## Prompt
Your task is to copy the listing exactly. Drop any pictures from the copy.

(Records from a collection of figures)
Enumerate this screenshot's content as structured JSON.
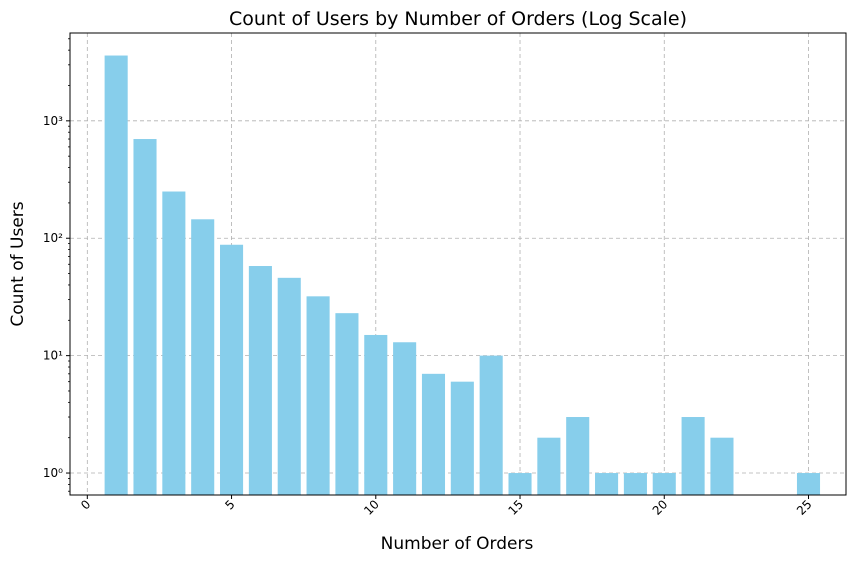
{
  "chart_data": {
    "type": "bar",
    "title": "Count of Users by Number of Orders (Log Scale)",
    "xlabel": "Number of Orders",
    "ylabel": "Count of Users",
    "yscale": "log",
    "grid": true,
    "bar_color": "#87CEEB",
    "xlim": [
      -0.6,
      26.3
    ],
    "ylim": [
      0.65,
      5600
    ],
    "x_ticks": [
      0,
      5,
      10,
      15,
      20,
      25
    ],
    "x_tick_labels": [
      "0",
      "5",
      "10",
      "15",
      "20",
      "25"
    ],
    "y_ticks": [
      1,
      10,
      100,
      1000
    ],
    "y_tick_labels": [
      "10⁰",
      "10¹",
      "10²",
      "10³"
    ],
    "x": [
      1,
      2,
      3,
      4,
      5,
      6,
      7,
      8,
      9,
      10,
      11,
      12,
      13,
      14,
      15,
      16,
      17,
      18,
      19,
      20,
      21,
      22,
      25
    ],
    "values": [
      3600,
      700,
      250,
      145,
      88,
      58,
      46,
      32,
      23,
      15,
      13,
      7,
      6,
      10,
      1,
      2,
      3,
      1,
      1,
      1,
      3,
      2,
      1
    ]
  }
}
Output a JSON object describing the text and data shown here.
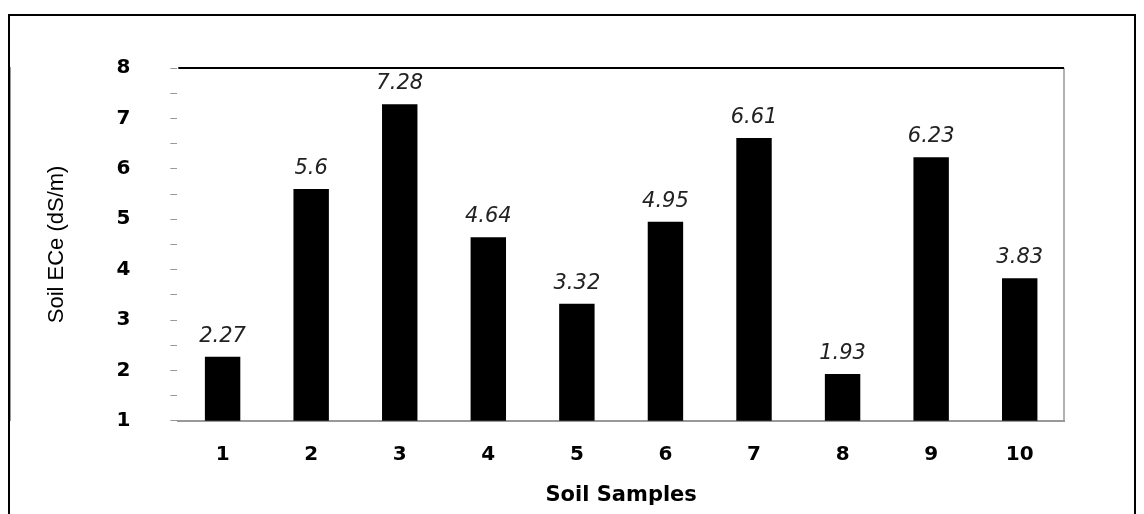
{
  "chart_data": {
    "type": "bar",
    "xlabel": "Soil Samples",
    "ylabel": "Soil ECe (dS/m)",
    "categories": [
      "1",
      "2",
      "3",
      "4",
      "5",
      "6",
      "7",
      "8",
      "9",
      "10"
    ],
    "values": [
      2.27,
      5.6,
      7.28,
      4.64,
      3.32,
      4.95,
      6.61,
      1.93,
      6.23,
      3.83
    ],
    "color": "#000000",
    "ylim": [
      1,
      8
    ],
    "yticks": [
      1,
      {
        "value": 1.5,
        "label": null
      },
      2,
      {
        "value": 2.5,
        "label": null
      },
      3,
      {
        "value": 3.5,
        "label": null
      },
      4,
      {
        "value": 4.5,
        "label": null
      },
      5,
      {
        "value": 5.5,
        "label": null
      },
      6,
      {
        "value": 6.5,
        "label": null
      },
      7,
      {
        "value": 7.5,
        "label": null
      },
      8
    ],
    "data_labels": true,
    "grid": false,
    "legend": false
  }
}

## Task solution
Enumerate this screenshot's content as structured JSON.
{
  "chart_data": {
    "type": "bar",
    "title": "Count of Users by Number of Orders (Log Scale)",
    "xlabel": "Number of Orders",
    "ylabel": "Count of Users",
    "yscale": "log",
    "grid": true,
    "bar_color": "#87CEEB",
    "xlim": [
      -0.6,
      26.3
    ],
    "ylim": [
      0.65,
      5600
    ],
    "x_ticks": [
      0,
      5,
      10,
      15,
      20,
      25
    ],
    "x_tick_labels": [
      "0",
      "5",
      "10",
      "15",
      "20",
      "25"
    ],
    "y_ticks": [
      1,
      10,
      100,
      1000
    ],
    "y_tick_labels": [
      "10⁰",
      "10¹",
      "10²",
      "10³"
    ],
    "x": [
      1,
      2,
      3,
      4,
      5,
      6,
      7,
      8,
      9,
      10,
      11,
      12,
      13,
      14,
      15,
      16,
      17,
      18,
      19,
      20,
      21,
      22,
      25
    ],
    "values": [
      3600,
      700,
      250,
      145,
      88,
      58,
      46,
      32,
      23,
      15,
      13,
      7,
      6,
      10,
      1,
      2,
      3,
      1,
      1,
      1,
      3,
      2,
      1
    ]
  }
}
Output a JSON object describing the text and data shown here.
{
  "chart_data": {
    "type": "bar",
    "xlabel": "Soil Samples",
    "ylabel": "Soil ECe (dS/m)",
    "categories": [
      "1",
      "2",
      "3",
      "4",
      "5",
      "6",
      "7",
      "8",
      "9",
      "10"
    ],
    "values": [
      2.27,
      5.6,
      7.28,
      4.64,
      3.32,
      4.95,
      6.61,
      1.93,
      6.23,
      3.83
    ],
    "color": "#000000",
    "ylim": [
      1,
      8
    ],
    "yticks": [
      1,
      {
        "value": 1.5,
        "label": null
      },
      2,
      {
        "value": 2.5,
        "label": null
      },
      3,
      {
        "value": 3.5,
        "label": null
      },
      4,
      {
        "value": 4.5,
        "label": null
      },
      5,
      {
        "value": 5.5,
        "label": null
      },
      6,
      {
        "value": 6.5,
        "label": null
      },
      7,
      {
        "value": 7.5,
        "label": null
      },
      8
    ],
    "data_labels": true,
    "grid": false,
    "legend": false
  }
}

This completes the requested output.